§ INFORMATION SUPPLIED
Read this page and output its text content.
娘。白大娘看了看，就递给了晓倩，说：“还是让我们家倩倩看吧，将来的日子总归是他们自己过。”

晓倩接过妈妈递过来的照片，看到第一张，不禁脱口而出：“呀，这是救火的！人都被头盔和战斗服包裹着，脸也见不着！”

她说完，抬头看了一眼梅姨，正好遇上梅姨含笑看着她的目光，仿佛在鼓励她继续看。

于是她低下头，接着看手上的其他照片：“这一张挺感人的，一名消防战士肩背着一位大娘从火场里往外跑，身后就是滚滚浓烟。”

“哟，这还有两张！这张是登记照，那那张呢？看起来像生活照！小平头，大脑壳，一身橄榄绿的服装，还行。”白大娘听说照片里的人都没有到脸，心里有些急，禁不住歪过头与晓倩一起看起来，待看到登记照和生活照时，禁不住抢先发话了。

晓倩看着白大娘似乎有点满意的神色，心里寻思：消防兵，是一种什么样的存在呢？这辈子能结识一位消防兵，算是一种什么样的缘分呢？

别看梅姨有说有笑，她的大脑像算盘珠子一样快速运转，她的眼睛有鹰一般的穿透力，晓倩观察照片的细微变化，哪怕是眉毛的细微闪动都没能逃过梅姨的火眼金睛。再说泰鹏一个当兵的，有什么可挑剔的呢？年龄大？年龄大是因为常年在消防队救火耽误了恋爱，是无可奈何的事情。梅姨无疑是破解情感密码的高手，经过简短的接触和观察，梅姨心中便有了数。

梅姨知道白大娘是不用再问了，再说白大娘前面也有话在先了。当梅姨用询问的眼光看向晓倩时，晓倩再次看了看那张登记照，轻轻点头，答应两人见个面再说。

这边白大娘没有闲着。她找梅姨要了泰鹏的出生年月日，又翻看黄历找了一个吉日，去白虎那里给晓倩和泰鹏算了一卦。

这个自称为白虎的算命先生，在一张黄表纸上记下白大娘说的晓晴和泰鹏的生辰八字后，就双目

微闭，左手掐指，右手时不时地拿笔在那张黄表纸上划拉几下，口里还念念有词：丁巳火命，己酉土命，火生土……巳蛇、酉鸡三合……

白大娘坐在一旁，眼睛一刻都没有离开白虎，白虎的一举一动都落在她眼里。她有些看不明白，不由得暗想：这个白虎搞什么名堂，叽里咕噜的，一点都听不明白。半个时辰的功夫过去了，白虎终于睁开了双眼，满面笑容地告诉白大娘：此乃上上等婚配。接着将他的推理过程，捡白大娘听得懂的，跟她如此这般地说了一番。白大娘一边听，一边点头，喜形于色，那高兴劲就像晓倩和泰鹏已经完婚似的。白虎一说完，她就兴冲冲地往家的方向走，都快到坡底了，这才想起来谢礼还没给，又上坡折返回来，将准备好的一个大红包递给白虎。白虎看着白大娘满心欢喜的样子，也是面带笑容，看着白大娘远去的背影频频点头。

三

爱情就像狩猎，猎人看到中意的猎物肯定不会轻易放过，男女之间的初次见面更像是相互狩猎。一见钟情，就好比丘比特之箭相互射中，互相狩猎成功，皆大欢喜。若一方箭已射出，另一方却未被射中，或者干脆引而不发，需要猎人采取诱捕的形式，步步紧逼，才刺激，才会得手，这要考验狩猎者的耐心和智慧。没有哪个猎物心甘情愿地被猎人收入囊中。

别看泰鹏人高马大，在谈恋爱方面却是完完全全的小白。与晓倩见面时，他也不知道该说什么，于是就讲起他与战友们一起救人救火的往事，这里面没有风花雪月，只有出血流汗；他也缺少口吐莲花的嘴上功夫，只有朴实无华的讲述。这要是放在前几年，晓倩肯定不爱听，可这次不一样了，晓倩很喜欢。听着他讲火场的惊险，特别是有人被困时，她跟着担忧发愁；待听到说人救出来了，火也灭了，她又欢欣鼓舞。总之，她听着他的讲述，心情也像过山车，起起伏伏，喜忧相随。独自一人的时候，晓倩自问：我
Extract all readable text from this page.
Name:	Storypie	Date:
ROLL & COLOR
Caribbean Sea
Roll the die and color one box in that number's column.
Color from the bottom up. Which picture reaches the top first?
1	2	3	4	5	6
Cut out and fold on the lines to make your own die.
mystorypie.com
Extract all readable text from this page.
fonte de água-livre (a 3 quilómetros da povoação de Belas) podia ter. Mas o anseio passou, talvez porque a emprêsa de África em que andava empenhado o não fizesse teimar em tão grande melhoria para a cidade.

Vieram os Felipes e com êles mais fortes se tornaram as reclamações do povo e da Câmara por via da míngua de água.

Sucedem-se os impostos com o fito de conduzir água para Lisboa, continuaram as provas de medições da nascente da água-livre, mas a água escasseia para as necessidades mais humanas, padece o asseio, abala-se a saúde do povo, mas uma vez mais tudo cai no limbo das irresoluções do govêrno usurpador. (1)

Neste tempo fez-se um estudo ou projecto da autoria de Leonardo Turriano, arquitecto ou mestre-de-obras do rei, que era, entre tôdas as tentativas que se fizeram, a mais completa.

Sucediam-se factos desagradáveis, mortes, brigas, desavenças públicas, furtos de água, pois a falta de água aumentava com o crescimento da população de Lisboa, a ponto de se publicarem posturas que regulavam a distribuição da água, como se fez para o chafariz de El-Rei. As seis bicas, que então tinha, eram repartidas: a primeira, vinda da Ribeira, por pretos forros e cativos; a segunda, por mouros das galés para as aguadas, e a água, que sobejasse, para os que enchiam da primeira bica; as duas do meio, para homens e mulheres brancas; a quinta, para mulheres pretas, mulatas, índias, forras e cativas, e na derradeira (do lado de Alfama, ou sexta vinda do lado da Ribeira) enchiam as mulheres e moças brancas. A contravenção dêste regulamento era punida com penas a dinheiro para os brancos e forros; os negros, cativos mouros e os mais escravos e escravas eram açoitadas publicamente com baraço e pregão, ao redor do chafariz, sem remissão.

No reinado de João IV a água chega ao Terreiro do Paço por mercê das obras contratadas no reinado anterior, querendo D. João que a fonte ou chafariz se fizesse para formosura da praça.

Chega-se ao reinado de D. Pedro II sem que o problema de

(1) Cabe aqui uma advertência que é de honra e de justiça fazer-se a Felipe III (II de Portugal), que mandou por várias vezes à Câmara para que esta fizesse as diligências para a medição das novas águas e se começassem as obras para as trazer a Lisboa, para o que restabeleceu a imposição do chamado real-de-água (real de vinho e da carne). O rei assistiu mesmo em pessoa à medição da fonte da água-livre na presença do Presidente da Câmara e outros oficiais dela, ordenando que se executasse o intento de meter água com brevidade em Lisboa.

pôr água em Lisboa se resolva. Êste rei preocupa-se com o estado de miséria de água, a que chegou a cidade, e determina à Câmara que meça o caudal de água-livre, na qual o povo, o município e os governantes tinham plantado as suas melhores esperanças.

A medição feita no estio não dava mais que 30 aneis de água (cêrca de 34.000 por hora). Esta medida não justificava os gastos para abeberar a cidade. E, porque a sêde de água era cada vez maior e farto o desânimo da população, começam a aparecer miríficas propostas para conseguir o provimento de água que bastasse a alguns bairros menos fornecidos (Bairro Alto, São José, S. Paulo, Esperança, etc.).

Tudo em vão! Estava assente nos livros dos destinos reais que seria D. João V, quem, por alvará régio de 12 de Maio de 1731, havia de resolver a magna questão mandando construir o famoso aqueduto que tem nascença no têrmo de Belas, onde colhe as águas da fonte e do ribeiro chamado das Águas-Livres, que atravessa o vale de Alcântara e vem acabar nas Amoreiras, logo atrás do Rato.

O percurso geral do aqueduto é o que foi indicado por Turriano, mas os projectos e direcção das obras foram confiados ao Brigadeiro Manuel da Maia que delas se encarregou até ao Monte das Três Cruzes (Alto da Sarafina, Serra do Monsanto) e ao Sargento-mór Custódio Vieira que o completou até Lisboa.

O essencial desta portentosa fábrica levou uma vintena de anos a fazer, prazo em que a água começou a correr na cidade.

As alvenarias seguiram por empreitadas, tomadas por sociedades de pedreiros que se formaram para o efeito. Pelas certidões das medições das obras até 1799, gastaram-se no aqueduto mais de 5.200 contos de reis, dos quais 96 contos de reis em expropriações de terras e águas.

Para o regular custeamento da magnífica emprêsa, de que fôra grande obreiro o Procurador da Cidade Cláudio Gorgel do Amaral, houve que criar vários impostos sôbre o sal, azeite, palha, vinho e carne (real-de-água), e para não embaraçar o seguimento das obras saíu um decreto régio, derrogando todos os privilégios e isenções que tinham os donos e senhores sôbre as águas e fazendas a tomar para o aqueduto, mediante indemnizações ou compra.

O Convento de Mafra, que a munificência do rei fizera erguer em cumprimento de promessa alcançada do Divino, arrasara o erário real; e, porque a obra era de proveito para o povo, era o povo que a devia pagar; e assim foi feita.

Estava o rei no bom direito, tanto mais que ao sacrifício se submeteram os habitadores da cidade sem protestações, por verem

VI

§ WHAT YOU HAVE TO DO
Find and copy every line in the entries above where the string "João" occurs.

§ RESULT FOR THIS TASK
No reinado de João IV a água chega ao Terreiro do Paço por mercê das obras contratadas no reinado anterior, querendo D. João que a fonte ou chafariz se fizesse para formosura da praça.
Tudo em vão! Estava assente nos livros dos destinos reais que seria D. João V, quem, por alvará régio de 12 de Maio de 1731, havia de resolver a magna questão mandando construir o famoso aqueduto que tem nascença no têrmo de Belas, onde colhe as águas da fonte e do ribeiro chamado das Águas-Livres, que atravessa o vale de Alcântara e vem acabar nas Amoreiras, logo atrás do Rato.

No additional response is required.